[Your task]: Find the lines of data that contain the string "DOMO", then list them.

-- start Supplied records --

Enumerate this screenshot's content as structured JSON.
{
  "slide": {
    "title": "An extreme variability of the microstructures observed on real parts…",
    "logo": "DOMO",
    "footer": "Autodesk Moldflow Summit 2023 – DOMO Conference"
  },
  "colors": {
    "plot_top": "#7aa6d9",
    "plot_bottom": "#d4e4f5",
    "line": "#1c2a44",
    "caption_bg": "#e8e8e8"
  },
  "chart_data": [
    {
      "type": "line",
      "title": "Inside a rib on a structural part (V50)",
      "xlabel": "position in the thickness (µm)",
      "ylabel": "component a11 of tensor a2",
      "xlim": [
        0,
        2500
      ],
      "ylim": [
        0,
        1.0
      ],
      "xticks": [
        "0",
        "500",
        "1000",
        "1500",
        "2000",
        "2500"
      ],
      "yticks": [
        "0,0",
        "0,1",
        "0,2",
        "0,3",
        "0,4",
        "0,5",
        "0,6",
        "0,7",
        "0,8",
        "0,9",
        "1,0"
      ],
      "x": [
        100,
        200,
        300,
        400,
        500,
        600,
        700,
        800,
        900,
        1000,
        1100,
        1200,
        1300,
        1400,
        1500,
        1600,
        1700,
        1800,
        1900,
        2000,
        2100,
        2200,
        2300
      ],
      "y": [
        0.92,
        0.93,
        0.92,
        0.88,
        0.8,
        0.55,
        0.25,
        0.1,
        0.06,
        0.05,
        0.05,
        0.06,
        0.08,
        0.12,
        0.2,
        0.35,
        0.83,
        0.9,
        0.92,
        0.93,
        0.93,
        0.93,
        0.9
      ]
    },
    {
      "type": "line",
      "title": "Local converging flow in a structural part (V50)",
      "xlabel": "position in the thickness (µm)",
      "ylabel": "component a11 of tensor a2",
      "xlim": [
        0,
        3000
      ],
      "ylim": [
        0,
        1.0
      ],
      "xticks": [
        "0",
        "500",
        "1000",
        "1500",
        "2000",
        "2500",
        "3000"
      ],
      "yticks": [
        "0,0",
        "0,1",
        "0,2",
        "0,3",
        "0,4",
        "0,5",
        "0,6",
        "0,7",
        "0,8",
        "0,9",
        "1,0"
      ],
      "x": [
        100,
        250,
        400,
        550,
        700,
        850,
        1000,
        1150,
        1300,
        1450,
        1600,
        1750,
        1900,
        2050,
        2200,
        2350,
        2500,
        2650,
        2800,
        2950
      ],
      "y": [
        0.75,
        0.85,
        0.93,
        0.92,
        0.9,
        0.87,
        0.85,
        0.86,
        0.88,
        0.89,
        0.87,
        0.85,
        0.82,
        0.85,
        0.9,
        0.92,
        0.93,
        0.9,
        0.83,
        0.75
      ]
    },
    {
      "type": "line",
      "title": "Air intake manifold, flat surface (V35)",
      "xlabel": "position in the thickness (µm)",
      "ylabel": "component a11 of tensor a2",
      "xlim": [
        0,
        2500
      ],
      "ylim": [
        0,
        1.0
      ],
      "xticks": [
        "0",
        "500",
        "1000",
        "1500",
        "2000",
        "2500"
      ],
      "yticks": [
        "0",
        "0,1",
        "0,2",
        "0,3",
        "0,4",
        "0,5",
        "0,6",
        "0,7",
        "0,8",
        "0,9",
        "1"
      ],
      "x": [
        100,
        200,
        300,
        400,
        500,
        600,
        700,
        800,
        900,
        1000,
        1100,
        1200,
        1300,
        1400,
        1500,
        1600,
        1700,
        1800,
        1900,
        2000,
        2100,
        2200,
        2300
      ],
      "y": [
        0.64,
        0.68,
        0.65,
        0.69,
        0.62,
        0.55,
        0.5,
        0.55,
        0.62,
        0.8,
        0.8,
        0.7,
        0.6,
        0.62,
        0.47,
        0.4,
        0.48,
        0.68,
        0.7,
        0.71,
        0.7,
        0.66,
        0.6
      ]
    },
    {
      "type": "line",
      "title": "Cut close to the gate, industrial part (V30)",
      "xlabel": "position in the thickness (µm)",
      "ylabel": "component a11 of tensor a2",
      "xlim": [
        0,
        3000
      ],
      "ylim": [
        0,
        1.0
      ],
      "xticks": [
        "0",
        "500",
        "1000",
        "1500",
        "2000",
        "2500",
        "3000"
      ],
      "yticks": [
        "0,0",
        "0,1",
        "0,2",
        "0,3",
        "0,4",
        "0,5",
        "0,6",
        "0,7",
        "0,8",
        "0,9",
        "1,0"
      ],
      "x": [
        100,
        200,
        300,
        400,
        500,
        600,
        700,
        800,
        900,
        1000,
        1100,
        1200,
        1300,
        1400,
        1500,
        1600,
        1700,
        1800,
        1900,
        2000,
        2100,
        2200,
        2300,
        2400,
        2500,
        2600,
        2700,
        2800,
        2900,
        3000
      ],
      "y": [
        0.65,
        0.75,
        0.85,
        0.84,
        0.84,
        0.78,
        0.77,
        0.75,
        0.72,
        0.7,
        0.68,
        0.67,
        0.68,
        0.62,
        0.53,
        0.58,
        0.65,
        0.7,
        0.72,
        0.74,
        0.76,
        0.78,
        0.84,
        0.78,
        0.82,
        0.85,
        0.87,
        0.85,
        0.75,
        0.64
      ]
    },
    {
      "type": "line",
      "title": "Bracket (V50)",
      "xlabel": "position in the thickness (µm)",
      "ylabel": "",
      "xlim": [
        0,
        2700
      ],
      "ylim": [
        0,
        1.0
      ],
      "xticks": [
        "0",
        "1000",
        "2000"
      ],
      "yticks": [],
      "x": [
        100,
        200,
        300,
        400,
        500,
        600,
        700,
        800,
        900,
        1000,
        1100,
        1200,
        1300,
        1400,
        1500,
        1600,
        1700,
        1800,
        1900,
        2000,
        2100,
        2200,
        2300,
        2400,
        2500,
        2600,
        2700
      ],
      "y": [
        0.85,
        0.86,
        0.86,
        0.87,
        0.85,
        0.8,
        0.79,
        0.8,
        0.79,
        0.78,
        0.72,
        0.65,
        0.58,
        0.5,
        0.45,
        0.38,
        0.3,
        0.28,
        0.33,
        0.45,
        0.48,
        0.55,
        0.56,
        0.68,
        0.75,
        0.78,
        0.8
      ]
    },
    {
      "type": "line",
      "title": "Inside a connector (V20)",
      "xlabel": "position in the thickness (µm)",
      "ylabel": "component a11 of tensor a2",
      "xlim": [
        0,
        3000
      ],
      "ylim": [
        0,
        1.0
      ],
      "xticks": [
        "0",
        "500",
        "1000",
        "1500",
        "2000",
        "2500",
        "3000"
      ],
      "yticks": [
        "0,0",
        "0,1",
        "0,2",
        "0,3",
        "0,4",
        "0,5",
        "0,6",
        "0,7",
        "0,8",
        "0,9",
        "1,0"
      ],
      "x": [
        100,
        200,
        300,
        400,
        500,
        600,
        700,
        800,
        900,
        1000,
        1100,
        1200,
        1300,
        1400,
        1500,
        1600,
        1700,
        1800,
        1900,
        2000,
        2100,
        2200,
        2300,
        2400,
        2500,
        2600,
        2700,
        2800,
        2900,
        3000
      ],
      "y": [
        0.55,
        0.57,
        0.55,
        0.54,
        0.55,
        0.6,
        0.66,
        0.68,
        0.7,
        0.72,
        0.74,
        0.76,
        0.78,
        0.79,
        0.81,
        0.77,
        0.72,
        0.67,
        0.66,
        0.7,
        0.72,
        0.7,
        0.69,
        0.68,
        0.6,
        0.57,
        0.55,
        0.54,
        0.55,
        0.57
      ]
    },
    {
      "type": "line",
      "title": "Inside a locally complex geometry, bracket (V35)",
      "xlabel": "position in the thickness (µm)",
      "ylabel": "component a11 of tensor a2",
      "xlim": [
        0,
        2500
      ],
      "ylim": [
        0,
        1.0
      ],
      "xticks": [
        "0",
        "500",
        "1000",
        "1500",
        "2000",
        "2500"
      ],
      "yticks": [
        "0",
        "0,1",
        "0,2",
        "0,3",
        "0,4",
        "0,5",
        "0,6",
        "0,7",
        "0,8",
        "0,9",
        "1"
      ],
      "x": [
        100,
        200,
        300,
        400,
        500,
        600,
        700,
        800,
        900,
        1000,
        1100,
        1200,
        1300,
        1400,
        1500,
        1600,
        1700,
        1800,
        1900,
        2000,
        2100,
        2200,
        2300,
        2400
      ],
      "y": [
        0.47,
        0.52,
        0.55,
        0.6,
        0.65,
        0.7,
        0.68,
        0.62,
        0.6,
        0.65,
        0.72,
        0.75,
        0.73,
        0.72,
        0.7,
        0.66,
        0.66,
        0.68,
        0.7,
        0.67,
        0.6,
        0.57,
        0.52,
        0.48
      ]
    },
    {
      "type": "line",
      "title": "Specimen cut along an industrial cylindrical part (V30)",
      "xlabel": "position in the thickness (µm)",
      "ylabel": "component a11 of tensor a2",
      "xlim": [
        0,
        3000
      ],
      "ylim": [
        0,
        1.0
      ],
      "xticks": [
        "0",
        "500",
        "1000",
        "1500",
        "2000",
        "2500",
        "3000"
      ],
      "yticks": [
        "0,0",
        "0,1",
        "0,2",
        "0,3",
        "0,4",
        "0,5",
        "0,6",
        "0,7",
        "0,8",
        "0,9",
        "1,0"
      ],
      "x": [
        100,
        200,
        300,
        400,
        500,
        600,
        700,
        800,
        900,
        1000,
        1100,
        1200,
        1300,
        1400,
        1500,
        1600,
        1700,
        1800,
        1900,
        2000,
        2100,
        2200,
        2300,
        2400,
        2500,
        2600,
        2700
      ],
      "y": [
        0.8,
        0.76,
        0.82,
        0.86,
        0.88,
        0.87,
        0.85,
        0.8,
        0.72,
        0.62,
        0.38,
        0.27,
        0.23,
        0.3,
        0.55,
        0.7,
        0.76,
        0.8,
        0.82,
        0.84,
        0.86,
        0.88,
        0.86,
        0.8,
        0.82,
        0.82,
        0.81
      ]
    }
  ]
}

-- end Supplied records --

[Result of the exercise]:
    "logo": "DOMO",
    "footer": "Autodesk Moldflow Summit 2023 – DOMO Conference"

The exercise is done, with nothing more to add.